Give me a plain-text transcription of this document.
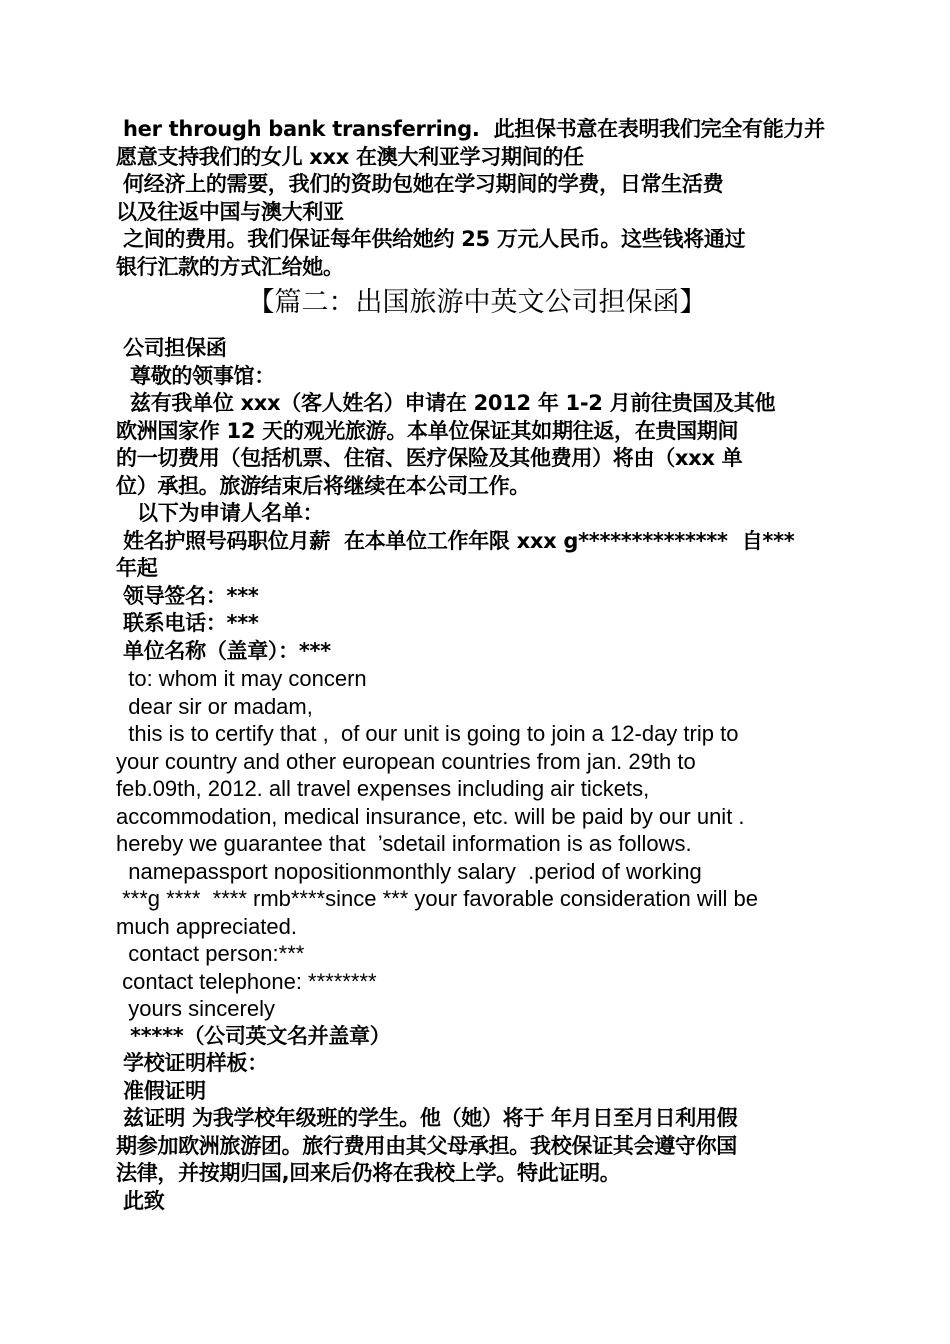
her through bank transferring.  此担保书意在表明我们完全有能力并
愿意支持我们的女儿 xxx 在澳大利亚学习期间的任
何经济上的需要，我们的资助包她在学习期间的学费，日常生活费
以及往返中国与澳大利亚
之间的费用。我们保证每年供给她约 25 万元人民币。这些钱将通过
银行汇款的方式汇给她。
【篇二：出国旅游中英文公司担保函】
公司担保函
尊敬的领事馆：
兹有我单位 xxx（客人姓名）申请在 2012 年 1-2 月前往贵国及其他
欧洲国家作 12 天的观光旅游。本单位保证其如期往返，在贵国期间
的一切费用（包括机票、住宿、医疗保险及其他费用）将由（xxx 单
位）承担。旅游结束后将继续在本公司工作。
以下为申请人名单：
姓名护照号码职位月薪  在本单位工作年限 xxx g**************  自***
年起
领导签名：***
联系电话：***
单位名称（盖章）：***
to: whom it may concern
dear sir or madam,
this is to certify that ,  of our unit is going to join a 12-day trip to
your country and other european countries from jan. 29th to
feb.09th, 2012. all travel expenses including air tickets,
accommodation, medical insurance, etc. will be paid by our unit .
hereby we guarantee that  ’sdetail information is as follows.
namepassport nopositionmonthly salary  .period of working
***g ****  **** rmb****since *** your favorable consideration will be
much appreciated.
contact person:***
contact telephone: ********
yours sincerely
*****（公司英文名并盖章）
学校证明样板：
准假证明
兹证明 为我学校年级班的学生。他（她）将于 年月日至月日利用假
期参加欧洲旅游团。旅行费用由其父母承担。我校保证其会遵守你国
法律，并按期归国,回来后仍将在我校上学。特此证明。
此致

——————————

* Objective
Reply with nothing but a number: how many lines of the entries above contain the string "this"?

* Exercise solution
2